Dataset records ::
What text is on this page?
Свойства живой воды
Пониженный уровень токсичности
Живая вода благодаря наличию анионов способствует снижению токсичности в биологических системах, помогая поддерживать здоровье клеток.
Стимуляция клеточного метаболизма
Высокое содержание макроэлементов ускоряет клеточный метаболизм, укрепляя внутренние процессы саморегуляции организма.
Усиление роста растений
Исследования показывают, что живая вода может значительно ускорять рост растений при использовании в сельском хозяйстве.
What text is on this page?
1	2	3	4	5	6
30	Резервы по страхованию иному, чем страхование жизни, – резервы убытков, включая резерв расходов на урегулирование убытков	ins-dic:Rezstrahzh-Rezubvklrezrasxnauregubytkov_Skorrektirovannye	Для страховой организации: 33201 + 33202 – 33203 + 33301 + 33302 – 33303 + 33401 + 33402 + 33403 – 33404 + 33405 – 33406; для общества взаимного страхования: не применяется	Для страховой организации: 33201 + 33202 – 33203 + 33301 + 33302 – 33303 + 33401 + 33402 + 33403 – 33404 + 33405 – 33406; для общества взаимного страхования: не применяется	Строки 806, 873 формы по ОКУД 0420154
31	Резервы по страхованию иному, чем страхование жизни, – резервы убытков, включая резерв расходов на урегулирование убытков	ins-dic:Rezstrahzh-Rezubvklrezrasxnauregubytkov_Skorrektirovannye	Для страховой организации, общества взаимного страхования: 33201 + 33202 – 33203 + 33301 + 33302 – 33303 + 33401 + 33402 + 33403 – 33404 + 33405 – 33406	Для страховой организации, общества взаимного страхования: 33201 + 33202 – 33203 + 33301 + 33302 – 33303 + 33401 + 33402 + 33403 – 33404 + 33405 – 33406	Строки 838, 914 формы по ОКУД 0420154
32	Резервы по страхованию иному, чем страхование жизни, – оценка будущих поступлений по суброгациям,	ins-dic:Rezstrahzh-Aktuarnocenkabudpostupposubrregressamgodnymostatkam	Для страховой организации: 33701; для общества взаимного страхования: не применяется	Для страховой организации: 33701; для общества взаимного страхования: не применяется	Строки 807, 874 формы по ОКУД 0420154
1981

Work required :: Exact output of every entry is required.

Response to the exercise ::
What text is on this page?
Свойства живой воды
Пониженный уровень токсичности
Живая вода благодаря наличию анионов способствует снижению токсичности в биологических системах, помогая поддерживать здоровье клеток.
Стимуляция клеточного метаболизма
Высокое содержание макроэлементов ускоряет клеточный метаболизм, укрепляя внутренние процессы саморегуляции организма.
Усиление роста растений
Исследования показывают, что живая вода может значительно ускорять рост растений при использовании в сельском хозяйстве.
What text is on this page?
1	2	3	4	5	6
30	Резервы по страхованию иному, чем страхование жизни, – резервы убытков, включая резерв расходов на урегулирование убытков	ins-dic:Rezstrahzh-Rezubvklrezrasxnauregubytkov_Skorrektirovannye	Для страховой организации: 33201 + 33202 – 33203 + 33301 + 33302 – 33303 + 33401 + 33402 + 33403 – 33404 + 33405 – 33406; для общества взаимного страхования: не применяется	Для страховой организации: 33201 + 33202 – 33203 + 33301 + 33302 – 33303 + 33401 + 33402 + 33403 – 33404 + 33405 – 33406; для общества взаимного страхования: не применяется	Строки 806, 873 формы по ОКУД 0420154
31	Резервы по страхованию иному, чем страхование жизни, – резервы убытков, включая резерв расходов на урегулирование убытков	ins-dic:Rezstrahzh-Rezubvklrezrasxnauregubytkov_Skorrektirovannye	Для страховой организации, общества взаимного страхования: 33201 + 33202 – 33203 + 33301 + 33302 – 33303 + 33401 + 33402 + 33403 – 33404 + 33405 – 33406	Для страховой организации, общества взаимного страхования: 33201 + 33202 – 33203 + 33301 + 33302 – 33303 + 33401 + 33402 + 33403 – 33404 + 33405 – 33406	Строки 838, 914 формы по ОКУД 0420154
32	Резервы по страхованию иному, чем страхование жизни, – оценка будущих поступлений по суброгациям,	ins-dic:Rezstrahzh-Aktuarnocenkabudpostupposubrregressamgodnymostatkam	Для страховой организации: 33701; для общества взаимного страхования: не применяется	Для страховой организации: 33701; для общества взаимного страхования: не применяется	Строки 807, 874 формы по ОКУД 0420154
1981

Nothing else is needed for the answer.